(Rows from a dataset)
........
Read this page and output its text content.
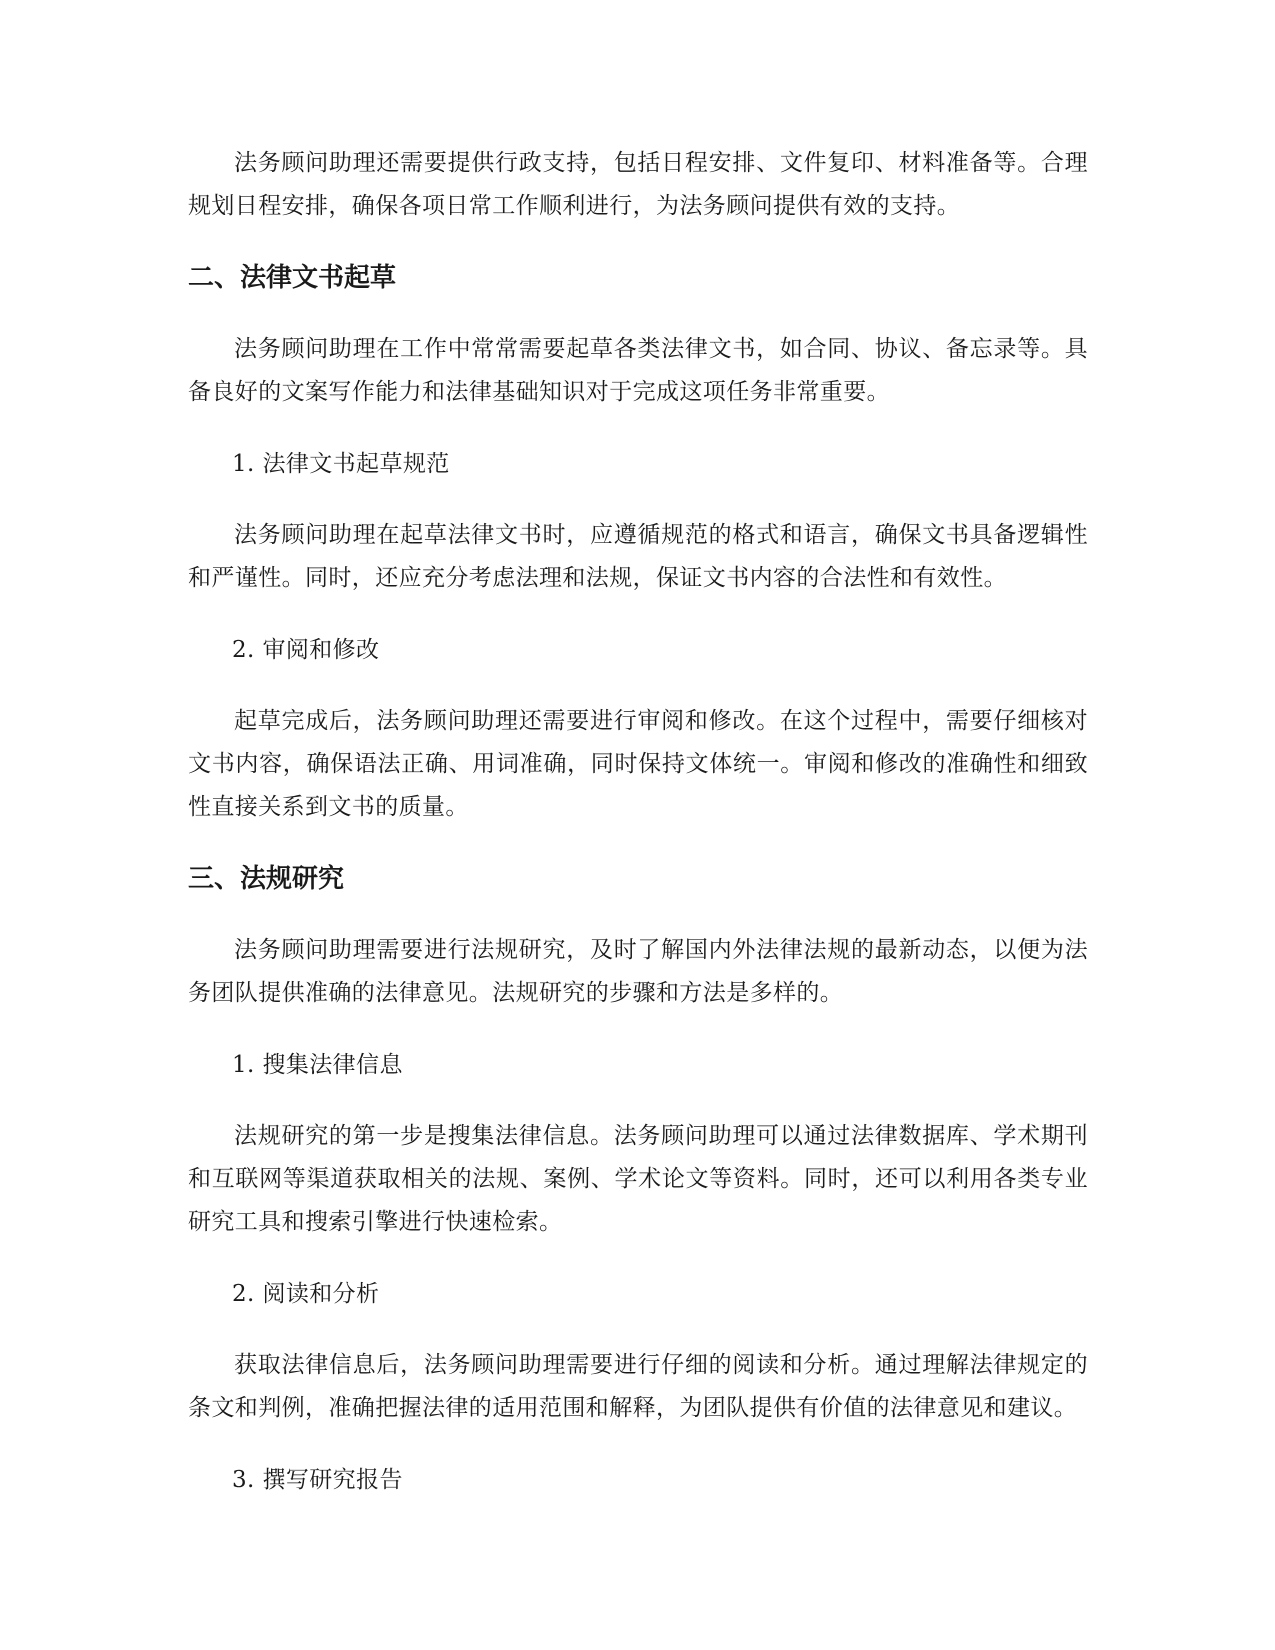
法务顾问助理还需要提供行政支持，包括日程安排、文件复印、材料准备等。合理规划日程安排，确保各项日常工作顺利进行，为法务顾问提供有效的支持。

二、法律文书起草

法务顾问助理在工作中常常需要起草各类法律文书，如合同、协议、备忘录等。具备良好的文案写作能力和法律基础知识对于完成这项任务非常重要。

1. 法律文书起草规范

法务顾问助理在起草法律文书时，应遵循规范的格式和语言，确保文书具备逻辑性和严谨性。同时，还应充分考虑法理和法规，保证文书内容的合法性和有效性。

2. 审阅和修改

起草完成后，法务顾问助理还需要进行审阅和修改。在这个过程中，需要仔细核对文书内容，确保语法正确、用词准确，同时保持文体统一。审阅和修改的准确性和细致性直接关系到文书的质量。

三、法规研究

法务顾问助理需要进行法规研究，及时了解国内外法律法规的最新动态，以便为法务团队提供准确的法律意见。法规研究的步骤和方法是多样的。

1. 搜集法律信息

法规研究的第一步是搜集法律信息。法务顾问助理可以通过法律数据库、学术期刊和互联网等渠道获取相关的法规、案例、学术论文等资料。同时，还可以利用各类专业研究工具和搜索引擎进行快速检索。

2. 阅读和分析

获取法律信息后，法务顾问助理需要进行仔细的阅读和分析。通过理解法律规定的条文和判例，准确把握法律的适用范围和解释，为团队提供有价值的法律意见和建议。

3. 撰写研究报告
........
Retype each record exactly as it stands, but do not include the pictures.

Read this page and output its text content.
法务顾问助理还需要提供行政支持，包括日程安排、文件复印、材料准备等。合理规划日程安排，确保各项日常工作顺利进行，为法务顾问提供有效的支持。

二、法律文书起草

法务顾问助理在工作中常常需要起草各类法律文书，如合同、协议、备忘录等。具备良好的文案写作能力和法律基础知识对于完成这项任务非常重要。

1. 法律文书起草规范

法务顾问助理在起草法律文书时，应遵循规范的格式和语言，确保文书具备逻辑性和严谨性。同时，还应充分考虑法理和法规，保证文书内容的合法性和有效性。

2. 审阅和修改

起草完成后，法务顾问助理还需要进行审阅和修改。在这个过程中，需要仔细核对文书内容，确保语法正确、用词准确，同时保持文体统一。审阅和修改的准确性和细致性直接关系到文书的质量。

三、法规研究

法务顾问助理需要进行法规研究，及时了解国内外法律法规的最新动态，以便为法务团队提供准确的法律意见。法规研究的步骤和方法是多样的。

1. 搜集法律信息

法规研究的第一步是搜集法律信息。法务顾问助理可以通过法律数据库、学术期刊和互联网等渠道获取相关的法规、案例、学术论文等资料。同时，还可以利用各类专业研究工具和搜索引擎进行快速检索。

2. 阅读和分析

获取法律信息后，法务顾问助理需要进行仔细的阅读和分析。通过理解法律规定的条文和判例，准确把握法律的适用范围和解释，为团队提供有价值的法律意见和建议。

3. 撰写研究报告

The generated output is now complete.